[Dataset entries]
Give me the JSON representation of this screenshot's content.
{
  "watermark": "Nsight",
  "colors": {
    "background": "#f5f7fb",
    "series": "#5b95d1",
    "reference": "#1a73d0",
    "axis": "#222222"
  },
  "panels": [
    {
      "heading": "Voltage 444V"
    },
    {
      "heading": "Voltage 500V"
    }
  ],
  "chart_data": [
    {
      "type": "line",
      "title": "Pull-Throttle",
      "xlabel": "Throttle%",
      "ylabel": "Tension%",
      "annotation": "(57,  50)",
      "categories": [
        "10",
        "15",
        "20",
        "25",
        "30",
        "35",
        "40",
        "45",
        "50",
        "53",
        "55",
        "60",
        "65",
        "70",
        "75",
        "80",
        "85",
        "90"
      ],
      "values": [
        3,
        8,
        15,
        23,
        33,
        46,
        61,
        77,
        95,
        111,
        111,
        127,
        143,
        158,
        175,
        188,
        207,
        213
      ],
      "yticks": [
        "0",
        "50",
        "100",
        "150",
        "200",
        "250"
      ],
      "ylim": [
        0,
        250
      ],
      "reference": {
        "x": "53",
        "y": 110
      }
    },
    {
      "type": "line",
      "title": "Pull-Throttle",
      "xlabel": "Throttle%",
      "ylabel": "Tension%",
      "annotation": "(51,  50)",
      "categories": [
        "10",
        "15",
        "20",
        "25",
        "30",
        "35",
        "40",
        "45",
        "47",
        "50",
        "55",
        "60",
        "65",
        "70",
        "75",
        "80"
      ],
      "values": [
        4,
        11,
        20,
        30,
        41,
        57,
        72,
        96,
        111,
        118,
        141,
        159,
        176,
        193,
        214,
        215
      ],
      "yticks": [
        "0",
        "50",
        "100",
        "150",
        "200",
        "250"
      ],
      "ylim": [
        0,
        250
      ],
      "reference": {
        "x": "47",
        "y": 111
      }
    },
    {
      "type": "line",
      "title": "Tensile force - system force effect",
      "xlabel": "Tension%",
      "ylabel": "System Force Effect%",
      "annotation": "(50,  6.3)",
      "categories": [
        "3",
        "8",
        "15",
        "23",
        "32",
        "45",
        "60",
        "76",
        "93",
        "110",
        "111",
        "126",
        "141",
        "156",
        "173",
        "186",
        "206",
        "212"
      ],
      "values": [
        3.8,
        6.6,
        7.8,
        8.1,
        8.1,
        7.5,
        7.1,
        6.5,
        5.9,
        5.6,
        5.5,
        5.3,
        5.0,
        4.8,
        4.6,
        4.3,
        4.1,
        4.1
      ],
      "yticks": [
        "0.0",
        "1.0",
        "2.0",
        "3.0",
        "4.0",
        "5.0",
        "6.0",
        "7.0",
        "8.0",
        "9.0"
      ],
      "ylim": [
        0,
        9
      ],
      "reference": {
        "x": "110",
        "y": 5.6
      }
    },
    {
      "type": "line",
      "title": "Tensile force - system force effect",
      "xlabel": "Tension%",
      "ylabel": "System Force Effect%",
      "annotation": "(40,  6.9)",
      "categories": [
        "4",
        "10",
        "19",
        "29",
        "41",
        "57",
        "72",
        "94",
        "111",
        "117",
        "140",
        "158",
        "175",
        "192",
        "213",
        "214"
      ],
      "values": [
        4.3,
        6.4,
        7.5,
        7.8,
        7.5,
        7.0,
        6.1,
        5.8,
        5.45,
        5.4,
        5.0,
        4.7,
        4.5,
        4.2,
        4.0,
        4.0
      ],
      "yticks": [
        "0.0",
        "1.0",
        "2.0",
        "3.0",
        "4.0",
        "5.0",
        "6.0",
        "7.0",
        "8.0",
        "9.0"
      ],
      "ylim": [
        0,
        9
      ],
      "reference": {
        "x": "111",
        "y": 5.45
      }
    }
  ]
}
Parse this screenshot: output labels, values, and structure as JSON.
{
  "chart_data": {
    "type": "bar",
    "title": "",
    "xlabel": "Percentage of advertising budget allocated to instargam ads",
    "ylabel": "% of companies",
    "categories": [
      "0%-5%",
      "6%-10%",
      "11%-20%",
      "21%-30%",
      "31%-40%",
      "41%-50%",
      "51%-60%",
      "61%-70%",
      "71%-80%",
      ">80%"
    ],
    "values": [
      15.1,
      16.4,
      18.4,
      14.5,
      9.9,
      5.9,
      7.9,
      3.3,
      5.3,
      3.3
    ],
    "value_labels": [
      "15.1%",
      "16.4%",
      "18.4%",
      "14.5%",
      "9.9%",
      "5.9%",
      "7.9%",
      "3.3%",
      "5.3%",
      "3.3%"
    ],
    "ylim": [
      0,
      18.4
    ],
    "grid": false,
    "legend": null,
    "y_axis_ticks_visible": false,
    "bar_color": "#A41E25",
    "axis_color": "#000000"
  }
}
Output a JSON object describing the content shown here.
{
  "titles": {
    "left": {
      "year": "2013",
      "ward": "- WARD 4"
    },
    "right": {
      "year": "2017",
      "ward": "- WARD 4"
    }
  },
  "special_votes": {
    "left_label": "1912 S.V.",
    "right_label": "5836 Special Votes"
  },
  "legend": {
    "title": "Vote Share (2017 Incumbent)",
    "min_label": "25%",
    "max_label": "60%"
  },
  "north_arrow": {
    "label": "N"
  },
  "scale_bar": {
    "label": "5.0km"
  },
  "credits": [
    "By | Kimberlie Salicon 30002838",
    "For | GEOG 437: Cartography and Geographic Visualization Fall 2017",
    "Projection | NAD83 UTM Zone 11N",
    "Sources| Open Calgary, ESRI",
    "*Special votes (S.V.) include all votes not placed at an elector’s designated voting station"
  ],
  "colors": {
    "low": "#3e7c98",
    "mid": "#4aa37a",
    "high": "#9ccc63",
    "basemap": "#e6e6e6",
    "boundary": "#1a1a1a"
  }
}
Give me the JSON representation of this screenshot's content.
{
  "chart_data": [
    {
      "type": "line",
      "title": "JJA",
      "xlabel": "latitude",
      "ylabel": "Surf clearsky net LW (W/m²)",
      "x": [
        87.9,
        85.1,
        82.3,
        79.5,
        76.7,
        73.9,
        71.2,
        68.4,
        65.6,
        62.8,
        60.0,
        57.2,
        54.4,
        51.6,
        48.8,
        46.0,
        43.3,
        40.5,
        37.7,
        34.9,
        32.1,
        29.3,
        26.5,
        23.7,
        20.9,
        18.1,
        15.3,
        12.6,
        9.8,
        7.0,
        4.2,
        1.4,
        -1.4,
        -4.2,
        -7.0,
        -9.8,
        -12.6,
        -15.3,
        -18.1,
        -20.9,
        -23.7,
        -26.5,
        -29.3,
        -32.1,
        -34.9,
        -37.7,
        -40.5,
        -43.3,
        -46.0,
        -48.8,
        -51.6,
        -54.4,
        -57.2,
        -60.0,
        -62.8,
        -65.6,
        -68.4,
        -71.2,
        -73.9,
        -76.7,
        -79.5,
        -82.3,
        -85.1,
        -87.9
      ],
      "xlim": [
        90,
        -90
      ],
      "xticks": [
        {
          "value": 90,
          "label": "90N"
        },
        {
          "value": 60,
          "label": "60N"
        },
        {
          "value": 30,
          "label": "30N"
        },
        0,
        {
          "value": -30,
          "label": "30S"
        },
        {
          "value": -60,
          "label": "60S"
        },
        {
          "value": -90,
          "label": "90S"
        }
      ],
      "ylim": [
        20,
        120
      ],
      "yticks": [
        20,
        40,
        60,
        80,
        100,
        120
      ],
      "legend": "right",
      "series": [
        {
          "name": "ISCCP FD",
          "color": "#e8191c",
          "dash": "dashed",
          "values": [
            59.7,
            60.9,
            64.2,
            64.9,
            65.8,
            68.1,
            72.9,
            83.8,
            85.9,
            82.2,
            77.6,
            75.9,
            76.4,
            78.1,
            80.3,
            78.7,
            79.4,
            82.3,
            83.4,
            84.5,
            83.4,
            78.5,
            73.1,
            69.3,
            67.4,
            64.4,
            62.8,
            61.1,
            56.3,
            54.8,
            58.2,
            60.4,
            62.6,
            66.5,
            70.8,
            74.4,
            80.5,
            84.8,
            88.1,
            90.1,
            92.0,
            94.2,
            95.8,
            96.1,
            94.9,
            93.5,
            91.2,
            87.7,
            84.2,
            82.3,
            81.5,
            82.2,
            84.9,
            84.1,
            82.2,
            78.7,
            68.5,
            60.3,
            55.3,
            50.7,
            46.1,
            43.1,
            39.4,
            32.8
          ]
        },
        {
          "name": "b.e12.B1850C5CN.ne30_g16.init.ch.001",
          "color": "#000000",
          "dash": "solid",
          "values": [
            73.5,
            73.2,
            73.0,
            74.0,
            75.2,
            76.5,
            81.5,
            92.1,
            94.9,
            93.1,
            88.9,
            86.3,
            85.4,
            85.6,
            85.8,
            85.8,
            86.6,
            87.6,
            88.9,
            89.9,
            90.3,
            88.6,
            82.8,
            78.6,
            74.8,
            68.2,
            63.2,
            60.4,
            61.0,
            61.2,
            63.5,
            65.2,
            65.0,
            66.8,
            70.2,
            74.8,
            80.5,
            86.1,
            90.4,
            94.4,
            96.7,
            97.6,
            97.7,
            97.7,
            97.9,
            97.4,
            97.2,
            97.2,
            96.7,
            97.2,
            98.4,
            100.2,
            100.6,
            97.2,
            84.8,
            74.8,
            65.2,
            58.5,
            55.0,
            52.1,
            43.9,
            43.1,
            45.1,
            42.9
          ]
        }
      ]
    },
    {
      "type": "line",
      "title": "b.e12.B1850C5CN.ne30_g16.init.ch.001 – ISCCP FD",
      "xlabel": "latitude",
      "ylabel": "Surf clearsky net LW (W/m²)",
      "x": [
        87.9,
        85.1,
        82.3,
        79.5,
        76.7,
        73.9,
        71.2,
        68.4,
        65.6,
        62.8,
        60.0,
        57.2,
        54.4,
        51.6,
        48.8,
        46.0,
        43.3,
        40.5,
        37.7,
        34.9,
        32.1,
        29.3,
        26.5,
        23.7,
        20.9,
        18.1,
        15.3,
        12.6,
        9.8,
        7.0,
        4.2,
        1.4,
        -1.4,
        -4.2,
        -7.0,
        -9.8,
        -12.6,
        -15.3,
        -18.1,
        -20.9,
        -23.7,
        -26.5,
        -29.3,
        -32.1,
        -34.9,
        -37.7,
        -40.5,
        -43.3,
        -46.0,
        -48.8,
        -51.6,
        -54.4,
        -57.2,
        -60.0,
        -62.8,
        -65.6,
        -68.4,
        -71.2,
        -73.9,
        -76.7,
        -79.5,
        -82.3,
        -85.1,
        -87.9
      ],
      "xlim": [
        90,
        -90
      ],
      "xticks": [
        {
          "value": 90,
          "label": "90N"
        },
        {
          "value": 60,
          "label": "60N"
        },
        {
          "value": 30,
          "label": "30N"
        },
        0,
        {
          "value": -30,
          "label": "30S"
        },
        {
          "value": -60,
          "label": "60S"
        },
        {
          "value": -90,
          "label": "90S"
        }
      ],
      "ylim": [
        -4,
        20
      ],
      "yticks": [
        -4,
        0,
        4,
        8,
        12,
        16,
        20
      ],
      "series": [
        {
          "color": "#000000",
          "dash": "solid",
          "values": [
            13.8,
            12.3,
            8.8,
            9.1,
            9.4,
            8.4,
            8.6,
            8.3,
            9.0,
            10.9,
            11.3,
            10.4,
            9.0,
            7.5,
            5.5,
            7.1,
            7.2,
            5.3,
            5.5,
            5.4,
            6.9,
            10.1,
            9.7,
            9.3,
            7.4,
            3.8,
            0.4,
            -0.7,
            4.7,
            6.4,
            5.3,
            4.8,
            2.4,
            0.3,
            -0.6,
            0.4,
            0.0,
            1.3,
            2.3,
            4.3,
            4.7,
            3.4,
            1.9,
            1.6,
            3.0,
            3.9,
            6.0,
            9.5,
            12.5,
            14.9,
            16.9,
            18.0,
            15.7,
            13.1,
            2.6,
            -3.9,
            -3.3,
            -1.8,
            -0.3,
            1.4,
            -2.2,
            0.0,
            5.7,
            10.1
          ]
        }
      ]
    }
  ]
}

* Task goal: Give every line of the material that includes the string "init".

* Response:
          "name": "b.e12.B1850C5CN.ne30_g16.init.ch.001",
      "title": "b.e12.B1850C5CN.ne30_g16.init.ch.001 – ISCCP FD",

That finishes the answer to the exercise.